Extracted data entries
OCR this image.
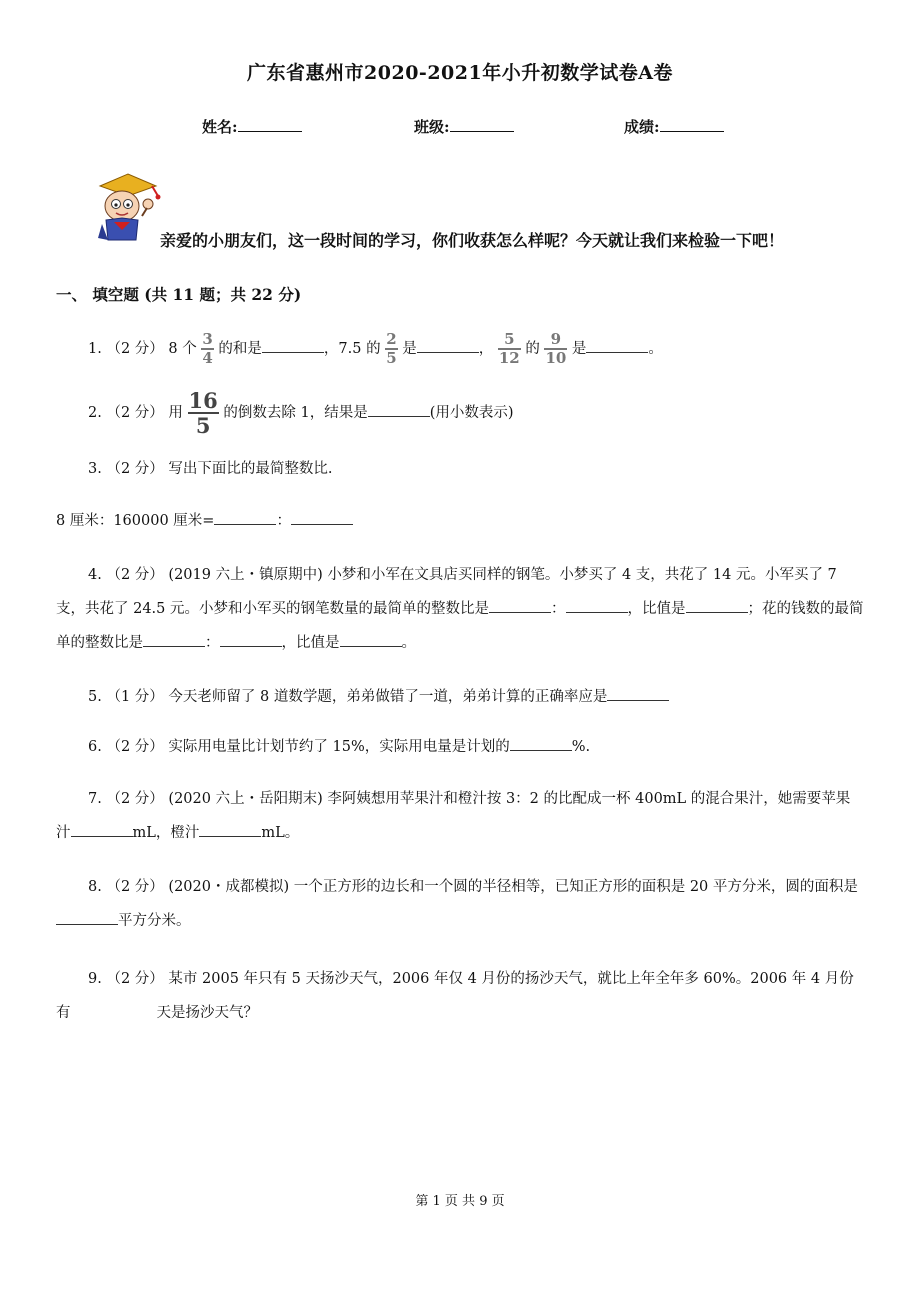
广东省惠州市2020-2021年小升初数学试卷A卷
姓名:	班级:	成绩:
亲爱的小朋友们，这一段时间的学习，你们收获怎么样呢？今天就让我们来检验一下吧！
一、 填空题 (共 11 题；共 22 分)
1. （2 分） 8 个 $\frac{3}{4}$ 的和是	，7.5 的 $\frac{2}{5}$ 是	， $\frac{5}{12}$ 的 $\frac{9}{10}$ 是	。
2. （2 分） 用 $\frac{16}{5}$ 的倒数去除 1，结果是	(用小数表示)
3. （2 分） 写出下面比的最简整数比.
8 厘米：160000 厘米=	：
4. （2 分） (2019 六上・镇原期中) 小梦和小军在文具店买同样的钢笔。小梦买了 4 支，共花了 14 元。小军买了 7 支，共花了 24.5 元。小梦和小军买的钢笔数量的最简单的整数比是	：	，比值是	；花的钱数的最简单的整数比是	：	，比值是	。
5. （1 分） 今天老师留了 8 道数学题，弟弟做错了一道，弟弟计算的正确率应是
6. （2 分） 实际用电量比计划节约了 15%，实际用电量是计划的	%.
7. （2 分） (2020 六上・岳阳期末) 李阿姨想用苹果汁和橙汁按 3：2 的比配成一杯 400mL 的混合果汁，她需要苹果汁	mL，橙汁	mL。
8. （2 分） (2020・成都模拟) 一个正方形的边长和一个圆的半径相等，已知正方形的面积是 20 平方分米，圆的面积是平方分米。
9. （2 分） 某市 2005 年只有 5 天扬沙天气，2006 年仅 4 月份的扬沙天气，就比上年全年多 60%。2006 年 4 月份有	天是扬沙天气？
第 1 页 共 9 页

(AIM) Give all the entries again exactly, dropping each picture.

(FULL OUTPUT)
OCR this image.
广东省惠州市2020-2021年小升初数学试卷A卷
姓名:	班级:	成绩:
亲爱的小朋友们，这一段时间的学习，你们收获怎么样呢？今天就让我们来检验一下吧！
一、 填空题 (共 11 题；共 22 分)
1. （2 分） 8 个 $\frac{3}{4}$ 的和是	，7.5 的 $\frac{2}{5}$ 是	， $\frac{5}{12}$ 的 $\frac{9}{10}$ 是	。
2. （2 分） 用 $\frac{16}{5}$ 的倒数去除 1，结果是	(用小数表示)
3. （2 分） 写出下面比的最简整数比.
8 厘米：160000 厘米=	：
4. （2 分） (2019 六上・镇原期中) 小梦和小军在文具店买同样的钢笔。小梦买了 4 支，共花了 14 元。小军买了 7 支，共花了 24.5 元。小梦和小军买的钢笔数量的最简单的整数比是	：	，比值是	；花的钱数的最简单的整数比是	：	，比值是	。
5. （1 分） 今天老师留了 8 道数学题，弟弟做错了一道，弟弟计算的正确率应是
6. （2 分） 实际用电量比计划节约了 15%，实际用电量是计划的	%.
7. （2 分） (2020 六上・岳阳期末) 李阿姨想用苹果汁和橙汁按 3：2 的比配成一杯 400mL 的混合果汁，她需要苹果汁	mL，橙汁	mL。
8. （2 分） (2020・成都模拟) 一个正方形的边长和一个圆的半径相等，已知正方形的面积是 20 平方分米，圆的面积是平方分米。
9. （2 分） 某市 2005 年只有 5 天扬沙天气，2006 年仅 4 月份的扬沙天气，就比上年全年多 60%。2006 年 4 月份有	天是扬沙天气？
第 1 页 共 9 页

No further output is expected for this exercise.